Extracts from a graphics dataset
+++

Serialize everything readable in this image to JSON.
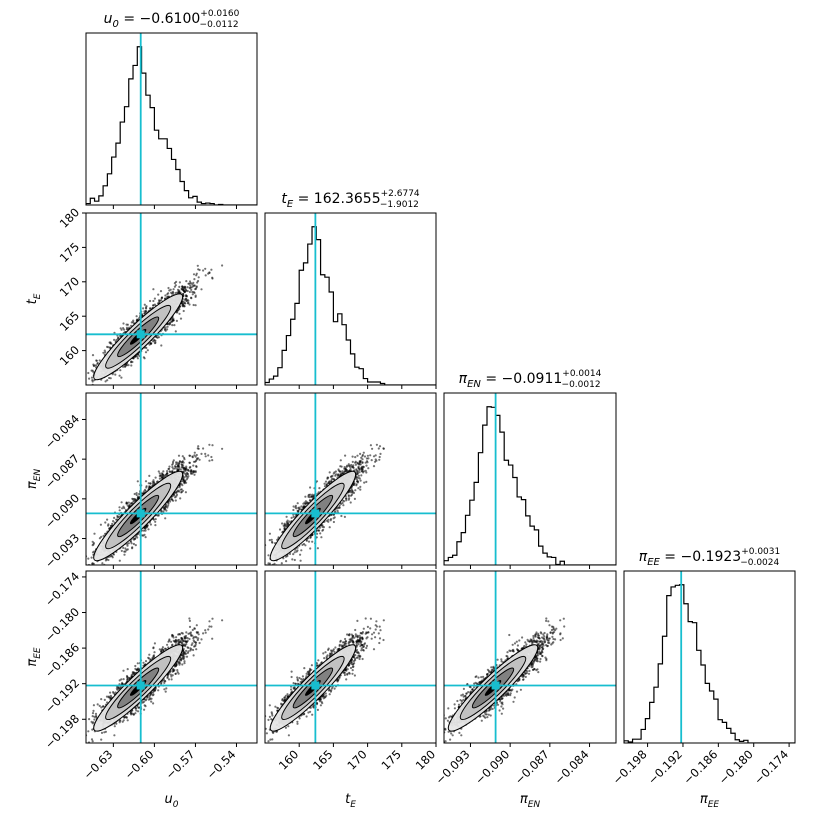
{
  "chart_data": {
    "type": "corner",
    "truth_color": "#17becf",
    "params": [
      {
        "key": "u0",
        "label": "u",
        "label_sub": "0",
        "median": -0.61,
        "plus": "+0.0160",
        "minus": "−0.0112",
        "value_text": "−0.6100",
        "range": [
          -0.65,
          -0.525
        ],
        "ticks": [
          -0.63,
          -0.6,
          -0.57,
          -0.54
        ],
        "tick_labels": [
          "−0.63",
          "−0.60",
          "−0.57",
          "−0.54"
        ],
        "sd": 0.0125
      },
      {
        "key": "tE",
        "label": "t",
        "label_sub": "E",
        "median": 162.3655,
        "plus": "+2.6774",
        "minus": "−1.9012",
        "value_text": "162.3655",
        "range": [
          155.0,
          180.0
        ],
        "ticks": [
          160,
          165,
          170,
          175,
          180
        ],
        "tick_labels": [
          "160",
          "165",
          "170",
          "175",
          "180"
        ],
        "sd": 2.4
      },
      {
        "key": "piEN",
        "label": "π",
        "label_sub": "EN",
        "median": -0.0911,
        "plus": "+0.0014",
        "minus": "−0.0012",
        "value_text": "−0.0911",
        "range": [
          -0.095,
          -0.082
        ],
        "ticks": [
          -0.093,
          -0.09,
          -0.087,
          -0.084
        ],
        "tick_labels": [
          "−0.093",
          "−0.090",
          "−0.087",
          "−0.084"
        ],
        "sd": 0.0013
      },
      {
        "key": "piEE",
        "label": "π",
        "label_sub": "EE",
        "median": -0.1923,
        "plus": "+0.0031",
        "minus": "−0.0024",
        "value_text": "−0.1923",
        "range": [
          -0.202,
          -0.173
        ],
        "ticks": [
          -0.198,
          -0.192,
          -0.186,
          -0.18,
          -0.174
        ],
        "tick_labels": [
          "−0.198",
          "−0.192",
          "−0.186",
          "−0.180",
          "−0.174"
        ],
        "sd": 0.0028
      }
    ],
    "titles": [
      "u0 = −0.6100 +0.0160 −0.0112",
      "tE = 162.3655 +2.6774 −1.9012",
      "πEN = −0.0911 +0.0014 −0.0012",
      "πEE = −0.1923 +0.0031 −0.0024"
    ]
  }
}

+++

- [To be done]
All of the data above should be transcribed verbatim, with pictures omitted.

- [Task answer]
Serialize everything readable in this image to JSON.
{
  "chart_data": {
    "type": "corner",
    "truth_color": "#17becf",
    "params": [
      {
        "key": "u0",
        "label": "u",
        "label_sub": "0",
        "median": -0.61,
        "plus": "+0.0160",
        "minus": "−0.0112",
        "value_text": "−0.6100",
        "range": [
          -0.65,
          -0.525
        ],
        "ticks": [
          -0.63,
          -0.6,
          -0.57,
          -0.54
        ],
        "tick_labels": [
          "−0.63",
          "−0.60",
          "−0.57",
          "−0.54"
        ],
        "sd": 0.0125
      },
      {
        "key": "tE",
        "label": "t",
        "label_sub": "E",
        "median": 162.3655,
        "plus": "+2.6774",
        "minus": "−1.9012",
        "value_text": "162.3655",
        "range": [
          155.0,
          180.0
        ],
        "ticks": [
          160,
          165,
          170,
          175,
          180
        ],
        "tick_labels": [
          "160",
          "165",
          "170",
          "175",
          "180"
        ],
        "sd": 2.4
      },
      {
        "key": "piEN",
        "label": "π",
        "label_sub": "EN",
        "median": -0.0911,
        "plus": "+0.0014",
        "minus": "−0.0012",
        "value_text": "−0.0911",
        "range": [
          -0.095,
          -0.082
        ],
        "ticks": [
          -0.093,
          -0.09,
          -0.087,
          -0.084
        ],
        "tick_labels": [
          "−0.093",
          "−0.090",
          "−0.087",
          "−0.084"
        ],
        "sd": 0.0013
      },
      {
        "key": "piEE",
        "label": "π",
        "label_sub": "EE",
        "median": -0.1923,
        "plus": "+0.0031",
        "minus": "−0.0024",
        "value_text": "−0.1923",
        "range": [
          -0.202,
          -0.173
        ],
        "ticks": [
          -0.198,
          -0.192,
          -0.186,
          -0.18,
          -0.174
        ],
        "tick_labels": [
          "−0.198",
          "−0.192",
          "−0.186",
          "−0.180",
          "−0.174"
        ],
        "sd": 0.0028
      }
    ],
    "titles": [
      "u0 = −0.6100 +0.0160 −0.0112",
      "tE = 162.3655 +2.6774 −1.9012",
      "πEN = −0.0911 +0.0014 −0.0012",
      "πEE = −0.1923 +0.0031 −0.0024"
    ]
  }
}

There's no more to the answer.